Entries with figure data
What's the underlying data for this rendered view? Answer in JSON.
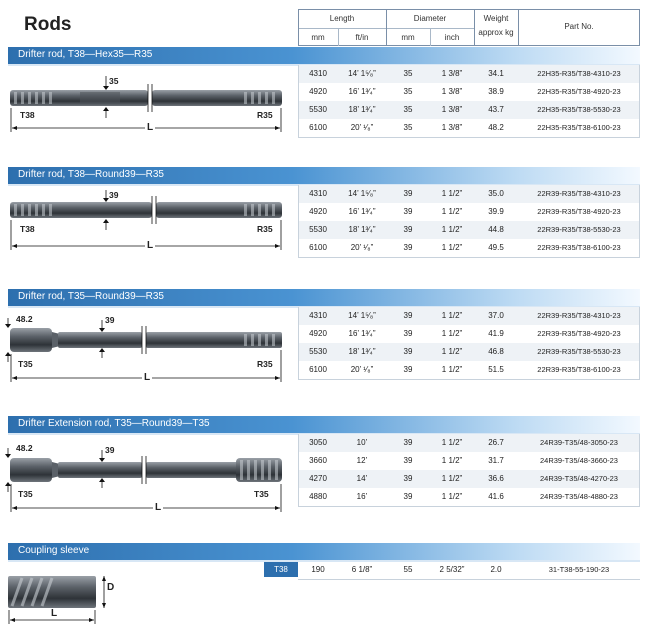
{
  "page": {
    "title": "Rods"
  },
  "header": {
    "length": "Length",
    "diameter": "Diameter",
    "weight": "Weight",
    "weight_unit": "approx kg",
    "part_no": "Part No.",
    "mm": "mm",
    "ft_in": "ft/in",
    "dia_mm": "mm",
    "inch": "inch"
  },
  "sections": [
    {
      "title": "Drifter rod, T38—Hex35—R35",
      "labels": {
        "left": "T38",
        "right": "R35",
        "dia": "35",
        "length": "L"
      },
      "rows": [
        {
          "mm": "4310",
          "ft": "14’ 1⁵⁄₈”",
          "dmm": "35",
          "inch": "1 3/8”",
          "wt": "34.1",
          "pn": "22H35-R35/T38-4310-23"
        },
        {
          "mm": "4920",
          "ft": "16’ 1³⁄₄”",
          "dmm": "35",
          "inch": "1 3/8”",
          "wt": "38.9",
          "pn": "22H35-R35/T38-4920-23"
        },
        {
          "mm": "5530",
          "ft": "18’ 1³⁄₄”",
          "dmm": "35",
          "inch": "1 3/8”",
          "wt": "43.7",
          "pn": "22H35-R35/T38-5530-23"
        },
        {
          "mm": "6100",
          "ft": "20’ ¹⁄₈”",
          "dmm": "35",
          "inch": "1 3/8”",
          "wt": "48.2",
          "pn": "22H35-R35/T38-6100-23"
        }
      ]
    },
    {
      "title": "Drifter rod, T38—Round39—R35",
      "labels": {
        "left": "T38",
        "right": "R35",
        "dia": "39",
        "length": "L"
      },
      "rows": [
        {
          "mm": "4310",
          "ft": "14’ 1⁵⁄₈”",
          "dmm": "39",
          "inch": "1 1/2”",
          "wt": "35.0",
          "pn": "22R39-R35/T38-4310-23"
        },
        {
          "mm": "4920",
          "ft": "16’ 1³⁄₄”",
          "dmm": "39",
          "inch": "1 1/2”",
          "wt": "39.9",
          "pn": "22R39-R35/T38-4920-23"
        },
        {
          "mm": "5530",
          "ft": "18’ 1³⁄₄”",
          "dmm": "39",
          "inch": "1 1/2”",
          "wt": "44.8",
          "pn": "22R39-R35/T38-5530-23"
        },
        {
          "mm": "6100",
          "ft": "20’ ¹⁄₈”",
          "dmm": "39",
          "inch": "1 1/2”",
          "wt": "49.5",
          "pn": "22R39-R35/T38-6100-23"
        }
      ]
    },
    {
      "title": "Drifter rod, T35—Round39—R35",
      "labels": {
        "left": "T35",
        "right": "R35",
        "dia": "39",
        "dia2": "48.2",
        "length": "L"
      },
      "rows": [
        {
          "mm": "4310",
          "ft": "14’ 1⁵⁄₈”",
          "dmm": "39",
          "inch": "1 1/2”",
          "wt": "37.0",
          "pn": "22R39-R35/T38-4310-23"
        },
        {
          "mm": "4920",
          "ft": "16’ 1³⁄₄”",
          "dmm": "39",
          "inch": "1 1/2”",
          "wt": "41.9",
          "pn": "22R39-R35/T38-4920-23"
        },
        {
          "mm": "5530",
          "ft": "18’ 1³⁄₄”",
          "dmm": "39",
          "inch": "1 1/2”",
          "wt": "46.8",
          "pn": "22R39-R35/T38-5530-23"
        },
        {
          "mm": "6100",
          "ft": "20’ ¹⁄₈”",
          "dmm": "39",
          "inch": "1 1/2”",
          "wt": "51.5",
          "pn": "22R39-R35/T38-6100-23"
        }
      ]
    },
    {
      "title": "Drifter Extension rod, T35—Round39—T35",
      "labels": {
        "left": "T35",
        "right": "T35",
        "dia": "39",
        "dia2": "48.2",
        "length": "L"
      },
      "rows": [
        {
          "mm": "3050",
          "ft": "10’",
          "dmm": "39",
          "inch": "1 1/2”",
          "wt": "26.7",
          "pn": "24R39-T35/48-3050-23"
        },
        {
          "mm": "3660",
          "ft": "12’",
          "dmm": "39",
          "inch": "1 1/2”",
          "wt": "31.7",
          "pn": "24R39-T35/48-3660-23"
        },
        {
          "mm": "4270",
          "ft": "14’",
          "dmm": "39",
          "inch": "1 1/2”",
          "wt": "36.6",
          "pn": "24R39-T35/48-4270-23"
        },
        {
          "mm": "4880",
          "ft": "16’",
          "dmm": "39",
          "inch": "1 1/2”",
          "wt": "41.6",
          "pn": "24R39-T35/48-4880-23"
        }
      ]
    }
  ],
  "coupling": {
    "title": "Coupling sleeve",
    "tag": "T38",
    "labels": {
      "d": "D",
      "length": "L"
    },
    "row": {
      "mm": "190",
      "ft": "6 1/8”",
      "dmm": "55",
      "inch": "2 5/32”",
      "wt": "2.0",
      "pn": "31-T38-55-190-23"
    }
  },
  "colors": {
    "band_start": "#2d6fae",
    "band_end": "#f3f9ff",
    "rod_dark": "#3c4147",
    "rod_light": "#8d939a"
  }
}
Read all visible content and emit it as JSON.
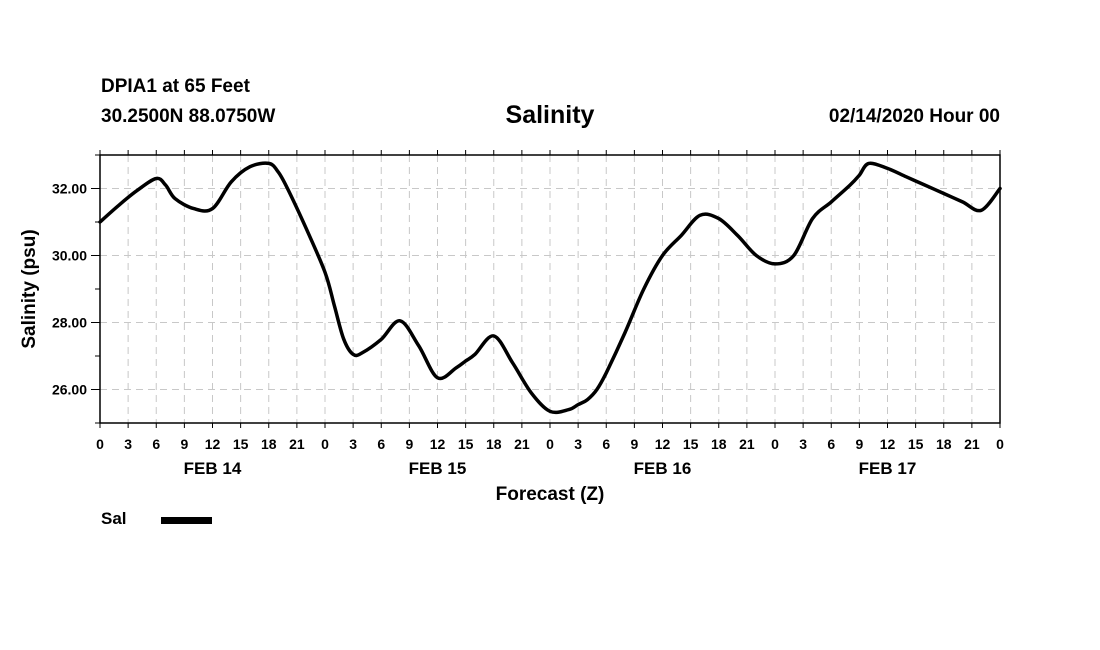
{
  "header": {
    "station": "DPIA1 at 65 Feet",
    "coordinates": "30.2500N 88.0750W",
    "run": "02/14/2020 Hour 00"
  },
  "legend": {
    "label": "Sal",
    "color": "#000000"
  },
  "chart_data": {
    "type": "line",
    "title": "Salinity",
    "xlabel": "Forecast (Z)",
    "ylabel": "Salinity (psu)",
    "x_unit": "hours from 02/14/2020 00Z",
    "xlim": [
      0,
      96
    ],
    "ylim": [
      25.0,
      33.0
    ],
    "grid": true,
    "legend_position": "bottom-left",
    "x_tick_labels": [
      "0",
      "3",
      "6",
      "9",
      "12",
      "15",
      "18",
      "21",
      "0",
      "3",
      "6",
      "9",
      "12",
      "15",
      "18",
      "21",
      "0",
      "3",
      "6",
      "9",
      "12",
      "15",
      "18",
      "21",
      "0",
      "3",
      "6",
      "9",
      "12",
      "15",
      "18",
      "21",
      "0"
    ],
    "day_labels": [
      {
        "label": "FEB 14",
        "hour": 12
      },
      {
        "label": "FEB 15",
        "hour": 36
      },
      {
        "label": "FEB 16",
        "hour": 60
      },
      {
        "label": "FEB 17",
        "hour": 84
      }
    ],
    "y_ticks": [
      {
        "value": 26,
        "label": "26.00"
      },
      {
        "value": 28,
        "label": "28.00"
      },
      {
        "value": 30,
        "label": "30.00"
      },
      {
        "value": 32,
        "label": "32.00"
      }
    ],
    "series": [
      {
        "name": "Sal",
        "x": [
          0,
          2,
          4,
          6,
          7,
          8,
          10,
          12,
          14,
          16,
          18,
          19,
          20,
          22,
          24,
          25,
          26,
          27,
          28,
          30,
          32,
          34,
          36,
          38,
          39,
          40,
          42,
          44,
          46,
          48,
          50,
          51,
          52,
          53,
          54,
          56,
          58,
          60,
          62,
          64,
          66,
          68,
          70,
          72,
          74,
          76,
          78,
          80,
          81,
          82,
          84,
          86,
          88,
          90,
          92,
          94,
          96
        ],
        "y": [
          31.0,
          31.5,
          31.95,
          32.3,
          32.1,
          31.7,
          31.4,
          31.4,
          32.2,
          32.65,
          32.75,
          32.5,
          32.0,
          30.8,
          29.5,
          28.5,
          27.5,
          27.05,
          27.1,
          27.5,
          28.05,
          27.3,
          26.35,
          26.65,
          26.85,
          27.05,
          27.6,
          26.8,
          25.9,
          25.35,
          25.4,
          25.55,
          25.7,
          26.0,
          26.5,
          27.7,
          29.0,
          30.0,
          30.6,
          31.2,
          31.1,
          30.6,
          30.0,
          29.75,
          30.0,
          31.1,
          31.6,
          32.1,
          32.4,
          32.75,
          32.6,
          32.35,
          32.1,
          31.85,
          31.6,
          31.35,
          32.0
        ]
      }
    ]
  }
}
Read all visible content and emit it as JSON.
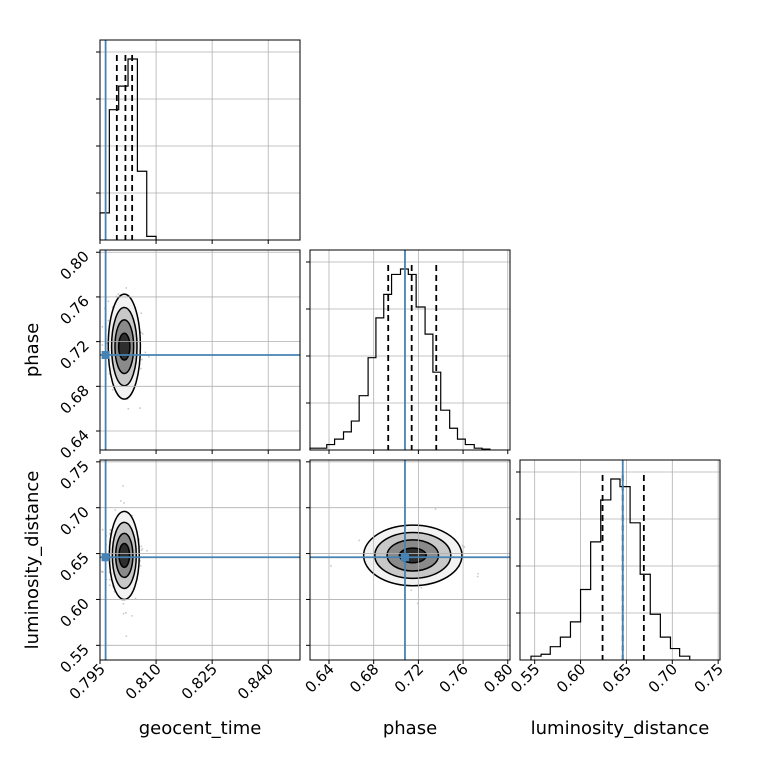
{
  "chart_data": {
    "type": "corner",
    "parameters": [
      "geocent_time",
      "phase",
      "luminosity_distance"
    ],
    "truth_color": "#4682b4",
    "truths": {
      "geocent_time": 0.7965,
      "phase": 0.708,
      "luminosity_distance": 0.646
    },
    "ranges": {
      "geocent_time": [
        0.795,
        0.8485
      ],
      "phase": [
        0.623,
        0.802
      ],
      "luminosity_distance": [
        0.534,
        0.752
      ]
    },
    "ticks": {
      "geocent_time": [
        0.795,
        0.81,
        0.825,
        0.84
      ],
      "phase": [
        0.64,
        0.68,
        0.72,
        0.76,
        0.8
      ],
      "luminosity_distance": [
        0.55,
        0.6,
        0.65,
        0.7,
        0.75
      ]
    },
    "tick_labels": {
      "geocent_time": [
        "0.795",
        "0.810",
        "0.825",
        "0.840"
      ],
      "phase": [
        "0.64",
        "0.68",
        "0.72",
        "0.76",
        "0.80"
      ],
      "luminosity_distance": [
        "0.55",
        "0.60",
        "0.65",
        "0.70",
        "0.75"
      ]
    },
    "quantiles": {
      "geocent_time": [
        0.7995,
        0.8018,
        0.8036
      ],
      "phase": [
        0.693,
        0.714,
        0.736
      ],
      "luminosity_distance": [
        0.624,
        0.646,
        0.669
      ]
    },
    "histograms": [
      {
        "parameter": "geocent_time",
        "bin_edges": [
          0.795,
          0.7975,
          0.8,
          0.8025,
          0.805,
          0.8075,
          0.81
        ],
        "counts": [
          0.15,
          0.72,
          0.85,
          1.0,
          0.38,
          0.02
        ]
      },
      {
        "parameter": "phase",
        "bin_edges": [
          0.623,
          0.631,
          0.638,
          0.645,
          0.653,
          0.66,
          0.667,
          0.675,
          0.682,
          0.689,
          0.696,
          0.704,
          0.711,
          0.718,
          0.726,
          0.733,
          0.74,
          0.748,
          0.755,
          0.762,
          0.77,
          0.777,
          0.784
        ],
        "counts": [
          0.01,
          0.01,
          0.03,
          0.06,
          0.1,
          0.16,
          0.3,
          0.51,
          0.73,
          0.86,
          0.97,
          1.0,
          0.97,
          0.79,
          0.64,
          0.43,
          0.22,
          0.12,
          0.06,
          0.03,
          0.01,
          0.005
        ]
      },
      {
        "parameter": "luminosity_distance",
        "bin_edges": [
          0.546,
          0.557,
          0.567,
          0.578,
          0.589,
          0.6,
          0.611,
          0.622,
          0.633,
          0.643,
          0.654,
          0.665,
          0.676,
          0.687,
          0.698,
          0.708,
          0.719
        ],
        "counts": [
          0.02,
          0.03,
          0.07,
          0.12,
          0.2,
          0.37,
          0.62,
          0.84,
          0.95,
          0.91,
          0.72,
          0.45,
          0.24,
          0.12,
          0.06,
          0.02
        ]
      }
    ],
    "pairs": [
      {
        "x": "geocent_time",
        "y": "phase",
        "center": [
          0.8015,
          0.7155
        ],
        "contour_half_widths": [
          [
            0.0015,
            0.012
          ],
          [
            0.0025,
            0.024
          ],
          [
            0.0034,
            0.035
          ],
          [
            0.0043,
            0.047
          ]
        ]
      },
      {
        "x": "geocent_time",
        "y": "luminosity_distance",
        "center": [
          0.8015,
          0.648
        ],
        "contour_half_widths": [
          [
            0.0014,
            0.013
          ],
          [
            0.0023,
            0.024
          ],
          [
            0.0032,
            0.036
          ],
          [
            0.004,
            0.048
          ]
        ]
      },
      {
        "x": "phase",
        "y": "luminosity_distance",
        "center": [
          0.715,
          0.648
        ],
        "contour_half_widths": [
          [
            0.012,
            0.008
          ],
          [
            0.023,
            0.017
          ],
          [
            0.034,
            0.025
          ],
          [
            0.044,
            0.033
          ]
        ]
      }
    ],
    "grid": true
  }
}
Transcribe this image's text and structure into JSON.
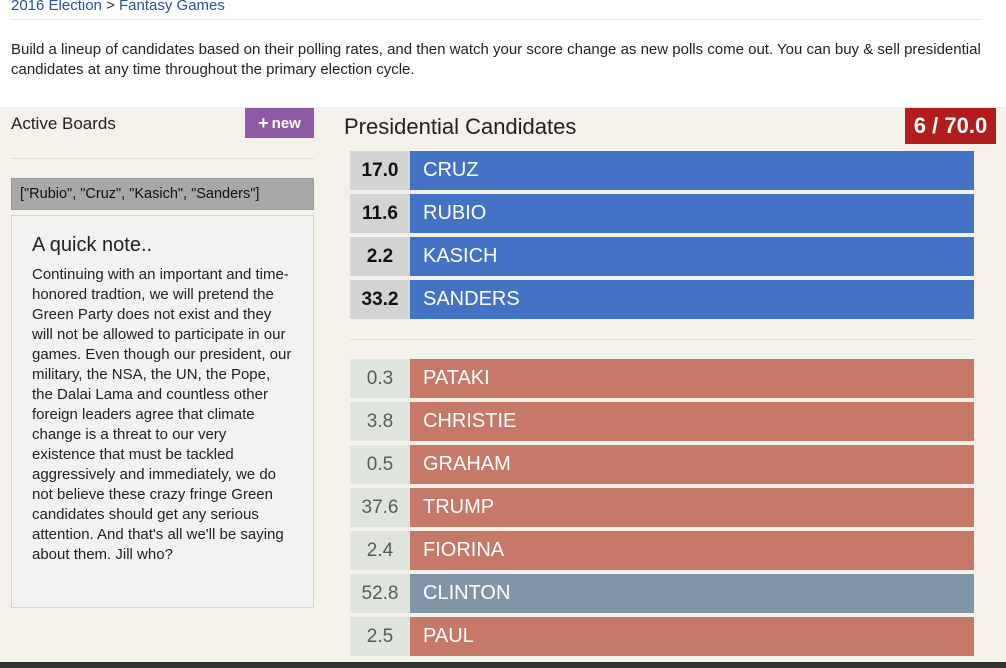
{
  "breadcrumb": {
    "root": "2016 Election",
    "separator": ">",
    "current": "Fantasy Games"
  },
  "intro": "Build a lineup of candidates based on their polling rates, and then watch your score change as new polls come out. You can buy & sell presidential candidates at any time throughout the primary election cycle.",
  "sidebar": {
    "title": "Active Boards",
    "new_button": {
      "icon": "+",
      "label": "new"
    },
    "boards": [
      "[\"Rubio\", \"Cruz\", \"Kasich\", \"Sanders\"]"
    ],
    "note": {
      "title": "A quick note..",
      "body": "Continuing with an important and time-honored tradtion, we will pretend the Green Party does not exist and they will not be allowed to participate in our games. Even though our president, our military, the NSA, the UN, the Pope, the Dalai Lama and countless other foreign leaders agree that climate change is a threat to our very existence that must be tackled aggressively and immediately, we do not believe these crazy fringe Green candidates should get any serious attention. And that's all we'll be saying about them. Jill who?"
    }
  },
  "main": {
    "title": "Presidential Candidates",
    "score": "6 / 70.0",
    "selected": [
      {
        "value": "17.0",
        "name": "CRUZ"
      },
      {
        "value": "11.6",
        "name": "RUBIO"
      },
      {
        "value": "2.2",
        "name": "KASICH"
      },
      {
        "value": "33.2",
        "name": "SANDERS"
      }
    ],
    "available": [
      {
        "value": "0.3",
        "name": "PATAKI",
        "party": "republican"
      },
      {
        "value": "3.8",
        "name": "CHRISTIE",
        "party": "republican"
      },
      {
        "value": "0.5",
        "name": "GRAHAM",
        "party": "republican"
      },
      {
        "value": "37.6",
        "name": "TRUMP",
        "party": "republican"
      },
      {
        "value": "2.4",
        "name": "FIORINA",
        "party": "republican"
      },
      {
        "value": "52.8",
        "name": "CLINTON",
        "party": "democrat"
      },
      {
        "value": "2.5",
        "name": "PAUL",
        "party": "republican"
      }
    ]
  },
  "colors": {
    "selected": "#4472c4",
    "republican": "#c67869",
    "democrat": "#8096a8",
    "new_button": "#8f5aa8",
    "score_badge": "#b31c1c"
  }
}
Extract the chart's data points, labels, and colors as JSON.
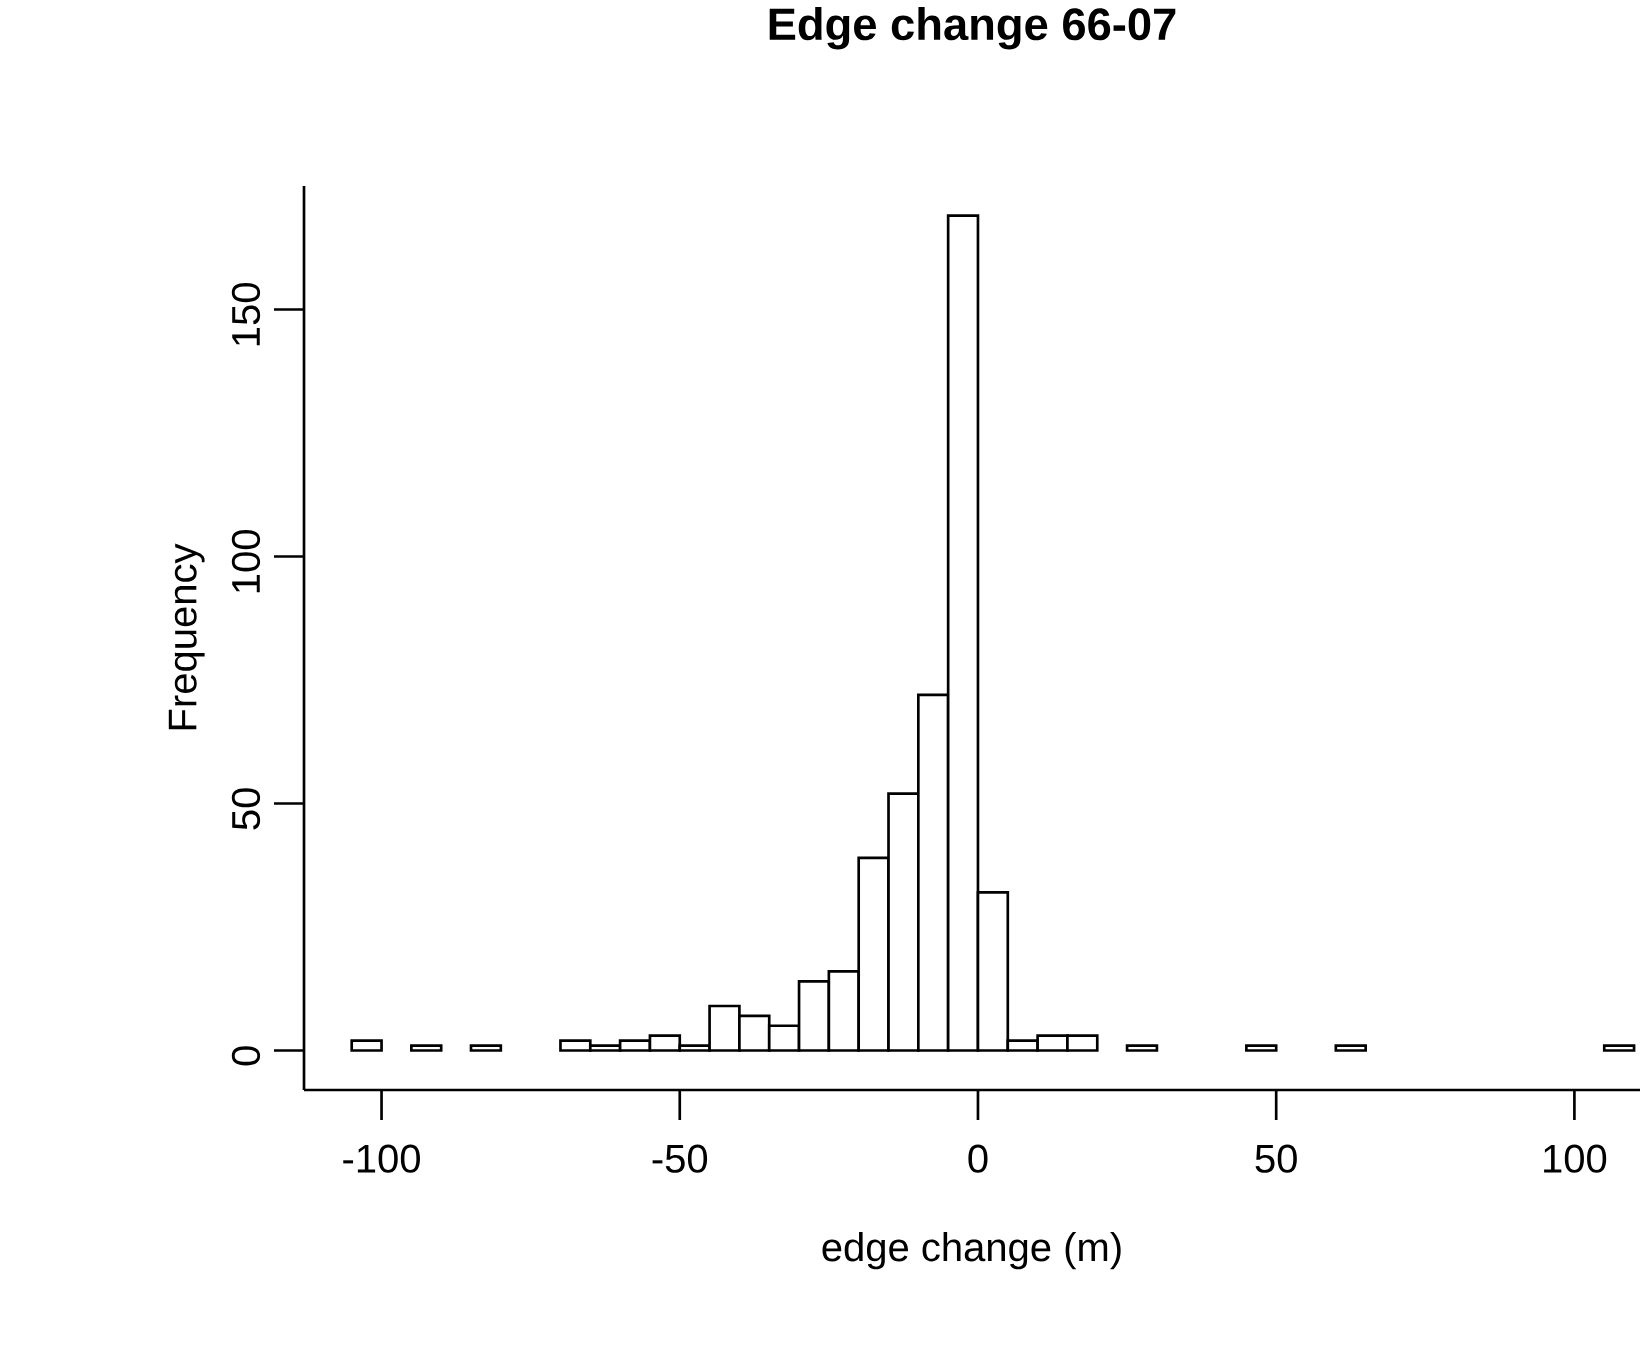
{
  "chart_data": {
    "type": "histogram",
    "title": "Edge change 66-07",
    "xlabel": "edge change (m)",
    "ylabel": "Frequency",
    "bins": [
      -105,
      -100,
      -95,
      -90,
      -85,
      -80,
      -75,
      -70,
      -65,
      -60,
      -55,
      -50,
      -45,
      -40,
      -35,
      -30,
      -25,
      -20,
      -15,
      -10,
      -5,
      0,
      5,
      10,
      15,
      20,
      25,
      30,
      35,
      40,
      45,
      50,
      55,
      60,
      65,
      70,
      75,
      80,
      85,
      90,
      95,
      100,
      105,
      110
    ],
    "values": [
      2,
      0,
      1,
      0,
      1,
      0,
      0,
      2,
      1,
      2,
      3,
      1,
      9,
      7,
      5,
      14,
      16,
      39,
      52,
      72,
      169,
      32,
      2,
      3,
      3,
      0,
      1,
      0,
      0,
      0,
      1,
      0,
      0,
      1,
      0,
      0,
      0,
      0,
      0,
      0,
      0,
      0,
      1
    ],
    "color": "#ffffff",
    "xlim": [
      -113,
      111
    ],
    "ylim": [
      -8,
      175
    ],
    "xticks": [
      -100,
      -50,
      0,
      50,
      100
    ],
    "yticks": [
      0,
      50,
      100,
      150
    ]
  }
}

• WRITTEN PROBLEM:
Leave out every line without the string "JSON" and copy the rest.

• RESULT OF THE TASK:
What's the underlying data for this rendered view? Answer in JSON.
Read all visible content and emit it as JSON.
Read all visible content and emit it as JSON.
Transcribe this image's text and structure into JSON.
Extract the chart's data points, labels, and colors as JSON.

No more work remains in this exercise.